(Entries with figure data)
———

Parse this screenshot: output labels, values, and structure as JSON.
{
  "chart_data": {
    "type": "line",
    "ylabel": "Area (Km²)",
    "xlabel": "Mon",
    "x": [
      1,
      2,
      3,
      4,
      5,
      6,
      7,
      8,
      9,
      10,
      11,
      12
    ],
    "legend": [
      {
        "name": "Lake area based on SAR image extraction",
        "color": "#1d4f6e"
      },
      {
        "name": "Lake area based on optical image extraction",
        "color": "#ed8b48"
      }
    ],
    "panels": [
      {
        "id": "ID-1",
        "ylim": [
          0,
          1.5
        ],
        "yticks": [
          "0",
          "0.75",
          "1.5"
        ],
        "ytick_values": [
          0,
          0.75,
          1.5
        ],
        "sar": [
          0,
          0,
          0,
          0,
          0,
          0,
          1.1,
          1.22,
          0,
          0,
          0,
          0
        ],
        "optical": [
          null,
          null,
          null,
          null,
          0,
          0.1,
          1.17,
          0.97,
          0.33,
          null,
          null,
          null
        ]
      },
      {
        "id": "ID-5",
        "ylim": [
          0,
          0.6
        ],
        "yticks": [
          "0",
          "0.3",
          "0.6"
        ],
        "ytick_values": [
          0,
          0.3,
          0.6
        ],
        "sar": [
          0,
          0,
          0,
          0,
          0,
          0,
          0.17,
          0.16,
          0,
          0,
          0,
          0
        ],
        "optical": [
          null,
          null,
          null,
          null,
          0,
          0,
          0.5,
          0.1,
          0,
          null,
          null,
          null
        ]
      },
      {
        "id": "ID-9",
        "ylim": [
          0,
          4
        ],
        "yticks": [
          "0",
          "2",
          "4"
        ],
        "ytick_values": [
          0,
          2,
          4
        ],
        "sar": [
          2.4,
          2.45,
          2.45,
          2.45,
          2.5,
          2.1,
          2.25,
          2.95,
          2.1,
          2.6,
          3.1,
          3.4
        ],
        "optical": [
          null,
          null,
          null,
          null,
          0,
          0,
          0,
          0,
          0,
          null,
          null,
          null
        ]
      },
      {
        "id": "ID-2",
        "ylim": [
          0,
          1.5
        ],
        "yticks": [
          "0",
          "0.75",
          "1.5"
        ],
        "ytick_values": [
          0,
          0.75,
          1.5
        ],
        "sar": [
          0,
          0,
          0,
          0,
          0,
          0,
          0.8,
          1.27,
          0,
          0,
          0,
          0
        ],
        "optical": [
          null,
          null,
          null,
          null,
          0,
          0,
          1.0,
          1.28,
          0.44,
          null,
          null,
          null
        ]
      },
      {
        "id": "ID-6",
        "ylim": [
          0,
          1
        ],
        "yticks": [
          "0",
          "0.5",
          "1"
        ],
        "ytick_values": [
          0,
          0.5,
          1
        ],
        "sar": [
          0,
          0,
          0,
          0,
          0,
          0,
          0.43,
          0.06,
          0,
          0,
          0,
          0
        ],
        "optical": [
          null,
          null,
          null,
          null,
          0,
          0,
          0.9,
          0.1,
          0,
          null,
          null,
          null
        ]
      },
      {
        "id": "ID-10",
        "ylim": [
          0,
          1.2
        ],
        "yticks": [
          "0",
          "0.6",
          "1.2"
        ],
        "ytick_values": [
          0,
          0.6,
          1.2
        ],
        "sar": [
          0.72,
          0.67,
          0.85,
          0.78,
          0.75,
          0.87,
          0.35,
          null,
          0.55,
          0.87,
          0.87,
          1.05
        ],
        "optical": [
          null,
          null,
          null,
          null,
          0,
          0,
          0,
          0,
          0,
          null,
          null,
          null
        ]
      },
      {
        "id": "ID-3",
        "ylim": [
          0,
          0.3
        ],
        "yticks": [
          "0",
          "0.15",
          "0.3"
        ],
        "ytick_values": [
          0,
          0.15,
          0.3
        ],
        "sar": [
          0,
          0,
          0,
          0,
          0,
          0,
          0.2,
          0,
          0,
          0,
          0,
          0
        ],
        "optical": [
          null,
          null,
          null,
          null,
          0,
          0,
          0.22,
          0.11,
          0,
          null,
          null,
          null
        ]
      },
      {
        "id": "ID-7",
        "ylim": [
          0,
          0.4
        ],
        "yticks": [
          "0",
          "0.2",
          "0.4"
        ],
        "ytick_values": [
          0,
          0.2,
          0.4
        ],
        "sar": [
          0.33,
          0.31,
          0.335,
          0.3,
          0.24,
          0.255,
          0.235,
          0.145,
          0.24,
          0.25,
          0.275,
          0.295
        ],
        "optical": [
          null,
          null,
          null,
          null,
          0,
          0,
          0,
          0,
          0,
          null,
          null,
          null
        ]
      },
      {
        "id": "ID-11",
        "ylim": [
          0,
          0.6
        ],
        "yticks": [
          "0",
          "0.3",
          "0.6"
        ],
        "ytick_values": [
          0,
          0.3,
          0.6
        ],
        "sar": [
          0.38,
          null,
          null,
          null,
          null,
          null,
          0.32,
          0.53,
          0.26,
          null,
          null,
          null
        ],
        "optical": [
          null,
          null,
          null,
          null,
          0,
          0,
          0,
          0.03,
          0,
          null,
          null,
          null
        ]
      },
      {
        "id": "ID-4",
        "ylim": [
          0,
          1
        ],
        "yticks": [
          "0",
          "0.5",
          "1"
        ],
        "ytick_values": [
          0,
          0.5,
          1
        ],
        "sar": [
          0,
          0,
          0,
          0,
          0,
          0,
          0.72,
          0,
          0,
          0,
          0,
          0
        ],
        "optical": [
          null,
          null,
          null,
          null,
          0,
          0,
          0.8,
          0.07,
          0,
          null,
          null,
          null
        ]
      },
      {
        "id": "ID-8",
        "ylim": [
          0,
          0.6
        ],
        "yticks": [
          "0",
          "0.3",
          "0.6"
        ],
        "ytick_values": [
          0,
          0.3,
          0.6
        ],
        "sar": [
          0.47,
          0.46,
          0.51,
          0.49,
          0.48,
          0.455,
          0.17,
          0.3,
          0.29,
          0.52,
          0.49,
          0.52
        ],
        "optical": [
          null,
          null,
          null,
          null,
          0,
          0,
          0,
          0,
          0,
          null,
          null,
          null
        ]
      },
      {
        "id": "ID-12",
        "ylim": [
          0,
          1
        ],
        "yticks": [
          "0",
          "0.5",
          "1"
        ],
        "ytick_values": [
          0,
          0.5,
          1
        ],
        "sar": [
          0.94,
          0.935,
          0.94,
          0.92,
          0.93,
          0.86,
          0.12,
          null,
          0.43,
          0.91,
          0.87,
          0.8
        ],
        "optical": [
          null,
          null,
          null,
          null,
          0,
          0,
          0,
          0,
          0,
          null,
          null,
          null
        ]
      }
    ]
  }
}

———

▶ [TASK DESCRIPTION]
Wherever the word "based" occurs in a line of the listing, copy that line.

▶ [FULL OUTPUT]
        "name": "Lake area based on SAR image extraction",
        "name": "Lake area based on optical image extraction",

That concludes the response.